■ Reading text ■
* Start *

Policies on Central American issues change
| San Cristobal de las Casas
The beautiful old colonial town of San Cristobal de las Casas, seems untouched by the events in the last two centuries. Quiet, dignified streets, lined with solemn stone houses -- in front of which Indians in multi-coloured native dress peddle handicrafts, fruits, and flowers -- lie under a sky so translucently blue that the city seems not quite of this world.
It is, however, very much of this world. San Cristobal is one of the main cities of the southern Mexican state of Chiapas, which lies on the Mexican-Guatemalan border.
Chiapas is genuinely concerned with Guatemala's ongoing guerrilla insurrection. San Cristobal's economy is largely dependent on the wealth of foreign tourists -- primarily Europeans.
If the conflict in Guatemala intensifies, cities like San Cristobal may be greatly affected. Tourism would suffer. Those especially hard hit would be the poorer segments of Chiapas -- Indian vendors whose existence depends upon a constant influx of tourists.
Mexican leaders say that a severe deterioration in the regional situation could eventually threaten Mexico's stability. In a sense, the possible damage that turmoil in neighboring countries could inflict on tourist towns like San Cristobal embodies Mexico's concerns in Central America.
``Basically, Mexico doesn't care about Central America,'' says one of Mexico's leading think-tank specialists on Central America. ``What it really cares about is Central American instability and how that instability might affect Mexico.''
It was the wave of regional disruption in the late 1970s that pushed Central America to the forefront of Mexico's foreign policy agenda.
Mexico's somewhat passive foreign policy -- which, since the 1910 revolution, had concentrated on nonintervention -- was turned upside down.
But, after the 1979 revolution in Nicaragua and the outbreak of large-scale guerrilla warfare in El Salvador, what emerged was an aggressive policy of uniting the regional Latin American powers in an attempt to both support and temper radical social change in Central America.
This policy, which Mexico hoped would guarantee peace and security on its southern border in the long run, culminated in the Contadora effort, which aims to bring about a peaceful settlement in Central America.
Contadora was formed by Mexico, Venezuela, Colombia, and Panama in Jan. 1983. Its purpose: to present a Latin American, rather than a United States, diplomatic alternative to the Central American conflict and to support peaceful negotiations in order to prevent a US invasion of Nicaragua or a regional war.
Five Central American countries, Guatemala, El Salvador, Honduras, Nicaragua, and Costa Rica, later became members of Contadora. The main areas of conflict are Nicaragua and El Salvador. In 1981-82, Nicaragua's ruling Sandinistas were aiding El Salvador's leftist rebels.
The US responded by backing anti-Sandinista rebels, known as ``contras.'' Honduran-based contras were increasing their raids into Nicaragua resulting in an expansion of US military presence in the region.
It was generally feared that Nicaragua and Honduras would become embroiled in a conflict, ultimately leading to US invasion of Nicaragua.

* End *

[Region annotation lines]
* Start *

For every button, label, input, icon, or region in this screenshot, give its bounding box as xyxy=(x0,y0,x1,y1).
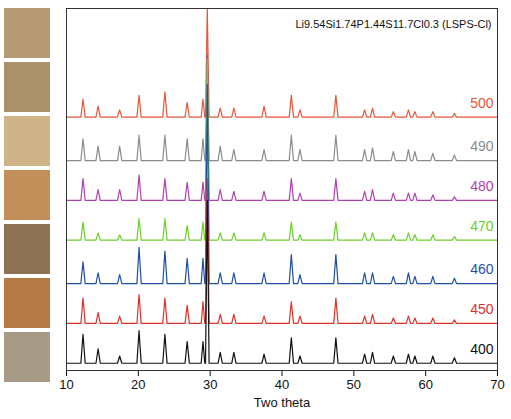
svg-text:60: 60 xyxy=(418,377,432,392)
svg-text:500: 500 xyxy=(470,95,494,111)
svg-text:460: 460 xyxy=(470,261,494,277)
svg-text:450: 450 xyxy=(470,301,494,317)
svg-text:400: 400 xyxy=(470,341,494,357)
svg-text:40: 40 xyxy=(275,377,289,392)
svg-text:480: 480 xyxy=(470,178,494,194)
svg-text:50: 50 xyxy=(347,377,361,392)
svg-text:470: 470 xyxy=(470,218,494,234)
svg-text:Two theta: Two theta xyxy=(254,395,311,410)
svg-text:70: 70 xyxy=(490,377,504,392)
svg-text:Li9.54Si1.74P1.44S11.7Cl0.3 (L: Li9.54Si1.74P1.44S11.7Cl0.3 (LSPS-Cl) xyxy=(295,18,491,30)
svg-text:10: 10 xyxy=(59,377,73,392)
svg-text:30: 30 xyxy=(203,377,217,392)
svg-text:490: 490 xyxy=(470,138,494,154)
svg-text:20: 20 xyxy=(131,377,145,392)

* End *

■ Stated exercise ■
Continue the article on Mexico's Central America policy, starting after its last sentence.

■ Answer to this task ■
Today, Contadora seems stalled in the deadlock between Nicaragua and the US's Central American allies -- Honduras, Costa Rica, and El Salvador.
With an economic crisis leaving Mexico more dependent on the US and its own private sector, Mexico's policy toward Central America appears to be changing. The US and Mexico's private sector appear to be pushing the Mexican government toward a more conservative policy in Central America, though Mexican government officials publicly deny any shift in policy.
Most regional analysts say there has been a distinct move by Mexico toward a more conservative, low-profile policy in Central America in the last year. It is a shift that, in the past few months, has been growing daily more visible.
Academic and diplomatic analysts predict that, short of a US invasion of Nicaragua, this trend will continue. Mexico, they say, will become less involved in Central America.
The near-suspension of Mexican oil shipments to Nicaragua is a sign of the increasing distance that Mexico is placing between itself and Nicaragua. Mexico will relinquish its ruling position in Contadora to other Contadora members which are more sympathetic to US policy in Central America, predict analysts.
Contadora was originally created as a subtle form of opposition to the US by allowing the Latin American countries, rather than Washington, to call the shots on the resolution of the Central American crisis.
Mexico is also expected to continue to cool its once-warm relations with the Salvadorean left and move closer to Salvadorean President Jos'e Nap'oleon Duarte, say these observers.
Mexico hopes that President Duarte will be able to negotiate a peaceful settlement to the five-year-old civil war with leftist guerrillas.
Whatever its policy shifts, Mexico's main concerns in Central America remain the same:
A politically and militarily stable Central America which is not polarized into warring camps nor dominated by either the Soviet-Cuban axis or the traditional right-wing oligarchies.
A relatively demilitarized zone on Mexico's southern border enabling it to keep its Army comparatively small.
``Mexico is slowly returning to its old policy of stressing due process of law and opposing any foreign -- principally US -- intervention in the area,'' says Rene Herrerra, a Central American analyst at a top Mexican think-tank, the Colegio de Mexico.
The US remains the crucial third party in Mexico's Central American policy -- always in the background, but always a factor.
Through all the ups and downs of an often delicate relationship, Mexico has always had to deal with the US. Often, as the only Latin American country that directly borders the US, the Mexicans have felt very alone.
``Our [Mexico's] relations with Central America, like all our relations, are another form of our relations with the US,'' says Lorenzo Meyer, a Mexican academic expert on US-Mexican affairs.
Mexico and the US share two goals. Both want political stability in Central America and the prevention of a leftist takeover. But the way in which the two governments view the region are radically different. These differences set US and Mexican policies at loggerheads in the late '70s.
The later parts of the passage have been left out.